THE INPUT:
§ §

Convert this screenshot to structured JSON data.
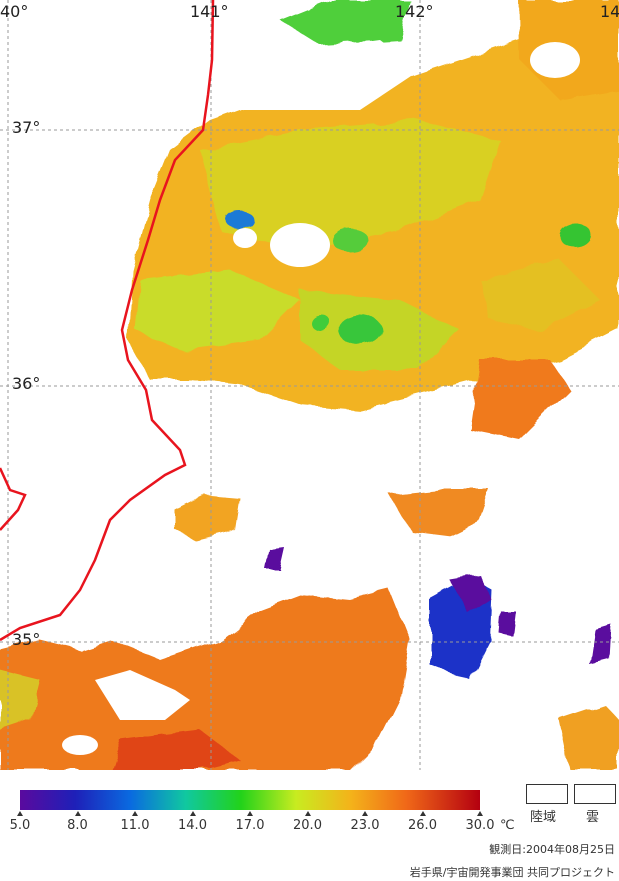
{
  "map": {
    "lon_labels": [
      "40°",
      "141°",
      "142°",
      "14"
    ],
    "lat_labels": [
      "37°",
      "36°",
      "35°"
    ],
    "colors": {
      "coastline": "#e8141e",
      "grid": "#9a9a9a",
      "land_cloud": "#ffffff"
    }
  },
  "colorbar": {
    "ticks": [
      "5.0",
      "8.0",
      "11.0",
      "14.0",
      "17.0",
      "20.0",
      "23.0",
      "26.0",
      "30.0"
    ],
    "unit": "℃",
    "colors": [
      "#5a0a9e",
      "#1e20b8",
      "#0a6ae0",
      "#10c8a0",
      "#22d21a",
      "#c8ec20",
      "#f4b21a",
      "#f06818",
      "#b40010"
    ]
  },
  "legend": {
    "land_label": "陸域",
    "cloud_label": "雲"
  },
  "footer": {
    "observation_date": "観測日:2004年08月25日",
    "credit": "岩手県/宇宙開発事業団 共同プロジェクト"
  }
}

§ §

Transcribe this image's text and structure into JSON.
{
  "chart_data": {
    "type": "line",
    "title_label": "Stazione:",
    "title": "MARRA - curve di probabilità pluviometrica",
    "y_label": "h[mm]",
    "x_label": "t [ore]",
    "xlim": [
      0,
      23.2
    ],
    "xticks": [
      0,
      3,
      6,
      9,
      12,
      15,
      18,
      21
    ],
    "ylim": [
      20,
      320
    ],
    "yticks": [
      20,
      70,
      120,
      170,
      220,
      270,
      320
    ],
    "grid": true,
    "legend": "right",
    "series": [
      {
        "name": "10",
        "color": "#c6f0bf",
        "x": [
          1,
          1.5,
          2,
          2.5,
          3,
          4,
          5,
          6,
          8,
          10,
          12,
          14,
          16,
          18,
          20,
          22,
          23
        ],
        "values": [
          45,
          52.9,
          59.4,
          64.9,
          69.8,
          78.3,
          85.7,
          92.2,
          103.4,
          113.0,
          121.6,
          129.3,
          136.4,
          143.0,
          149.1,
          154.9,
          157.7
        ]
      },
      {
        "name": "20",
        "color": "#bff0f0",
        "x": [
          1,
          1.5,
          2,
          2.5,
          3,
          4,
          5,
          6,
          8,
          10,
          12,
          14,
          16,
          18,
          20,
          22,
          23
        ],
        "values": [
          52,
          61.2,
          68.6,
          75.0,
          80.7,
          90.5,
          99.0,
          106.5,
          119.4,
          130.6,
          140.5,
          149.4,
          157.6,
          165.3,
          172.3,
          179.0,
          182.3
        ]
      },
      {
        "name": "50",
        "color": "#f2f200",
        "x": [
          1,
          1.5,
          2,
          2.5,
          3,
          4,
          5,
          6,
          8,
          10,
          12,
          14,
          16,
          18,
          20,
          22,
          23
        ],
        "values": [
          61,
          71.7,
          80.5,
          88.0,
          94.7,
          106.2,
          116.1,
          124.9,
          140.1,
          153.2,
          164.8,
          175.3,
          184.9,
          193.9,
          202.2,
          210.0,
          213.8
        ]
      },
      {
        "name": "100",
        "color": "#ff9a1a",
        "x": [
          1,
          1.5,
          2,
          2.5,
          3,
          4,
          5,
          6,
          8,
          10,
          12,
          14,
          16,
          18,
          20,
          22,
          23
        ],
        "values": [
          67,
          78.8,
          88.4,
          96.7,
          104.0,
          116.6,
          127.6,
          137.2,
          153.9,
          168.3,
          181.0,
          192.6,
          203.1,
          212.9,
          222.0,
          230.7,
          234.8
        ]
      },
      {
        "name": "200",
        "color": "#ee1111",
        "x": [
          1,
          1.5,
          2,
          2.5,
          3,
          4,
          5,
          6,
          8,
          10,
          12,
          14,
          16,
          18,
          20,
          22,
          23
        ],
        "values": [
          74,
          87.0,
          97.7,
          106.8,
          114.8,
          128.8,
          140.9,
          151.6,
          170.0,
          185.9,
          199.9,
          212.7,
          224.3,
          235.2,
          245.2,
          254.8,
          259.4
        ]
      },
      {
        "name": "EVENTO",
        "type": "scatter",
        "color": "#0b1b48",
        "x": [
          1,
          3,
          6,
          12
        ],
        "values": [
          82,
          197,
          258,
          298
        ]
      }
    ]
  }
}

§ §

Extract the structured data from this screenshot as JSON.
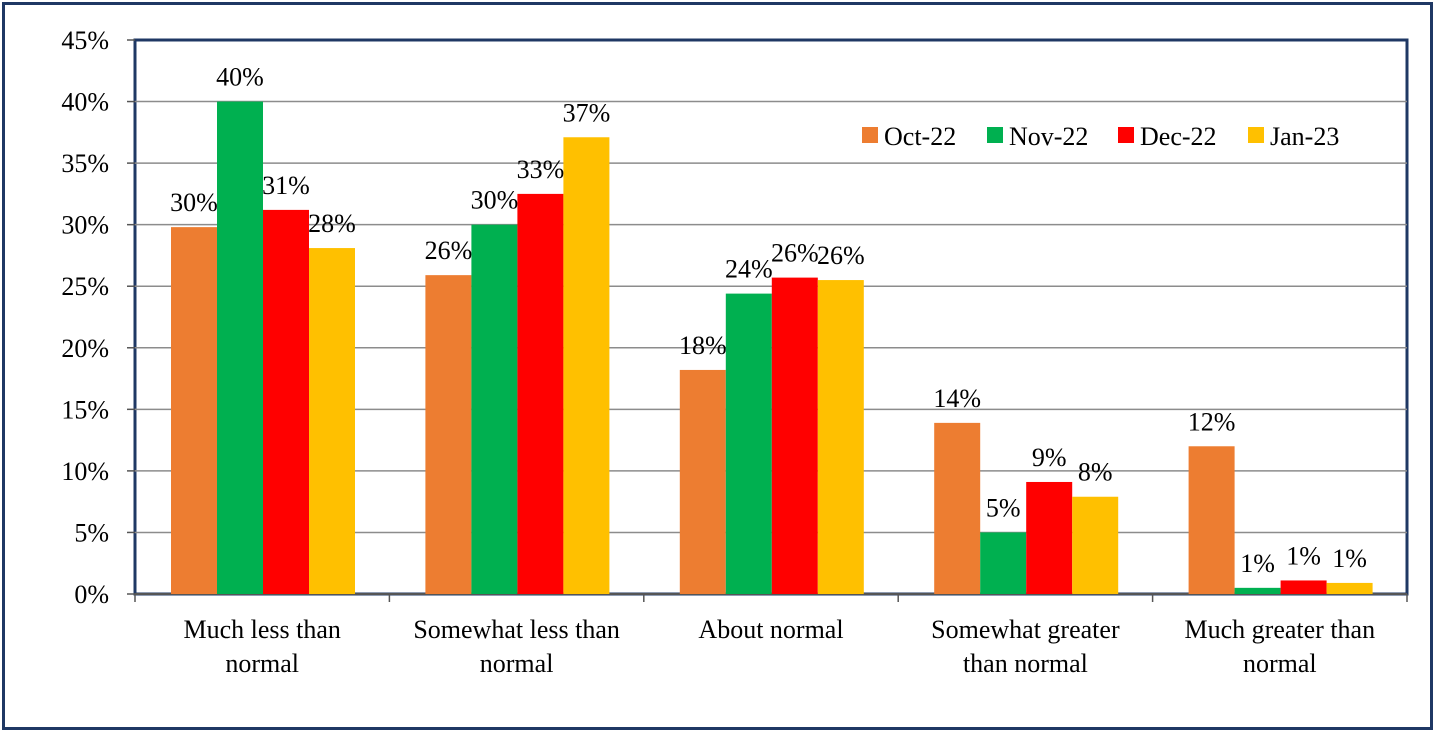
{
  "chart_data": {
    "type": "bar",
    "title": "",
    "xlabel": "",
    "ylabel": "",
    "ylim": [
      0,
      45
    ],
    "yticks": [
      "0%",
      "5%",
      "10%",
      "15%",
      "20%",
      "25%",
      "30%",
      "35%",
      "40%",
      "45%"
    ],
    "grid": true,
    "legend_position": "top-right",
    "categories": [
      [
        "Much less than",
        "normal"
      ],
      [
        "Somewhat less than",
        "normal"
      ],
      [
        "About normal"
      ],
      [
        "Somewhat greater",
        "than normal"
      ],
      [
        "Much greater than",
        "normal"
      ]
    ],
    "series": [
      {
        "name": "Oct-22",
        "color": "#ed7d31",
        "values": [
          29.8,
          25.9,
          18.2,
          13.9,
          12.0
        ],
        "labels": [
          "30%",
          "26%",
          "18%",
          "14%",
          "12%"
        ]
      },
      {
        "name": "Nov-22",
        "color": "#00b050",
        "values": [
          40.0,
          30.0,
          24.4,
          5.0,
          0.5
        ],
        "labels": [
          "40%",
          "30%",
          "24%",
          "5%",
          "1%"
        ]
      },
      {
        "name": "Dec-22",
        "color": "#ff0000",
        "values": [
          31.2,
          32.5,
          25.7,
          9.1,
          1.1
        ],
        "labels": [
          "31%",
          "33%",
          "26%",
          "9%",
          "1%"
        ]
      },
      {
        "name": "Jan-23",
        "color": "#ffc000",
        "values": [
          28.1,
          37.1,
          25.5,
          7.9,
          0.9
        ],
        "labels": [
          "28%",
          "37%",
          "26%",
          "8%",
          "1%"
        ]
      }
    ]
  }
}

§ §

WRITTEN INSTRUCTION: Copy down every line of the material above that includes the string "name".

FULL RESPONSE:
        "name": "10",
        "name": "20",
        "name": "50",
        "name": "100",
        "name": "200",
        "name": "EVENTO",
        "name": "Oct-22",
        "name": "Nov-22",
        "name": "Dec-22",
        "name": "Jan-23",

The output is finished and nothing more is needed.